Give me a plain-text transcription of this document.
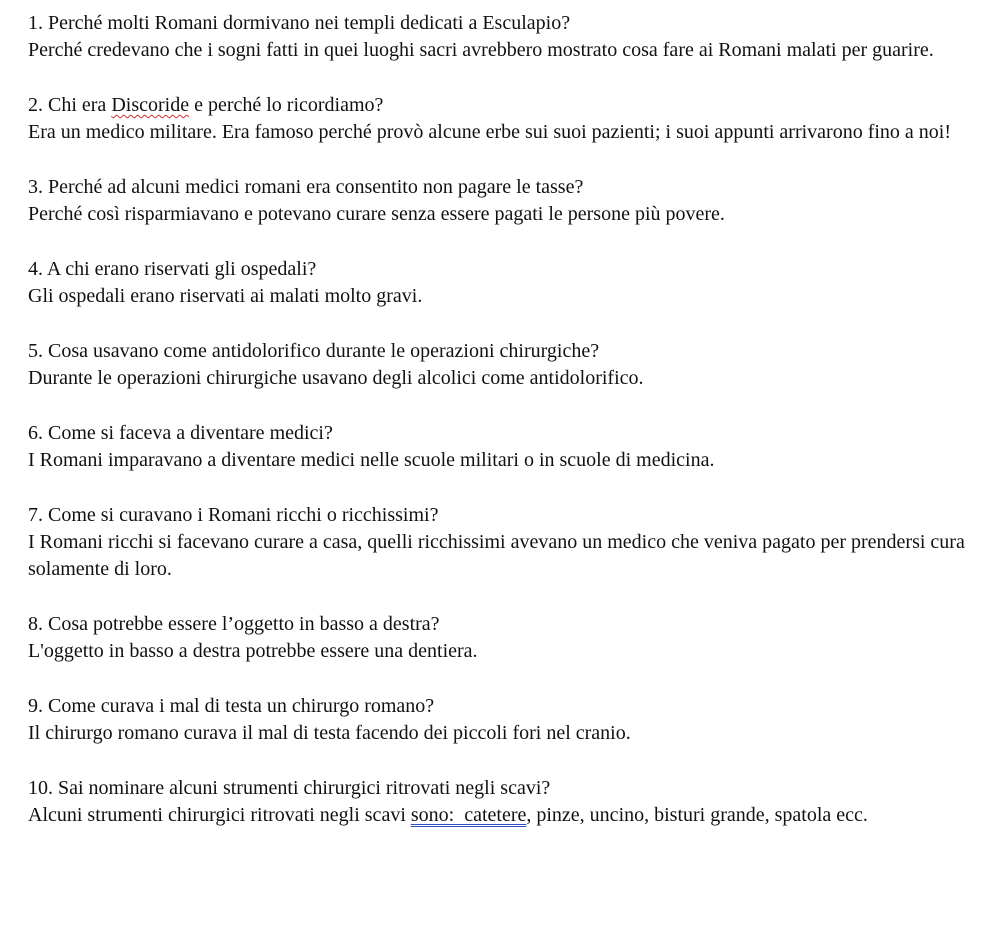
1. Perché molti Romani dormivano nei templi dedicati a Esculapio?
Perché credevano che i sogni fatti in quei luoghi sacri avrebbero mostrato cosa fare ai Romani malati per guarire.
2. Chi era Discoride e perché lo ricordiamo?
Era un medico militare. Era famoso perché provò alcune erbe sui suoi pazienti; i suoi appunti arrivarono fino a noi!
3. Perché ad alcuni medici romani era consentito non pagare le tasse?
Perché così risparmiavano e potevano curare senza essere pagati le persone più povere.
4. A chi erano riservati gli ospedali?
Gli ospedali erano riservati ai malati molto gravi.
5. Cosa usavano come antidolorifico durante le operazioni chirurgiche?
Durante le operazioni chirurgiche usavano degli alcolici come antidolorifico.
6. Come si faceva a diventare medici?
I Romani imparavano a diventare medici nelle scuole militari o in scuole di medicina.
7. Come si curavano i Romani ricchi o ricchissimi?
I Romani ricchi si facevano curare a casa, quelli ricchissimi avevano un medico che veniva pagato per prendersi cura solamente di loro.
8. Cosa potrebbe essere l’oggetto in basso a destra?
L'oggetto in basso a destra potrebbe essere una dentiera.
9. Come curava i mal di testa un chirurgo romano?
Il chirurgo romano curava il mal di testa facendo dei piccoli fori nel cranio.
10. Sai nominare alcuni strumenti chirurgici ritrovati negli scavi?
Alcuni strumenti chirurgici ritrovati negli scavi sono:  catetere, pinze, uncino, bisturi grande, spatola ecc.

### YOUR TASK:
Wherever the string "destra" appears in the entries above, list that line.

### EXERCISE SOLUTION:
8. Cosa potrebbe essere l’oggetto in basso a destra?
L'oggetto in basso a destra potrebbe essere una dentiera.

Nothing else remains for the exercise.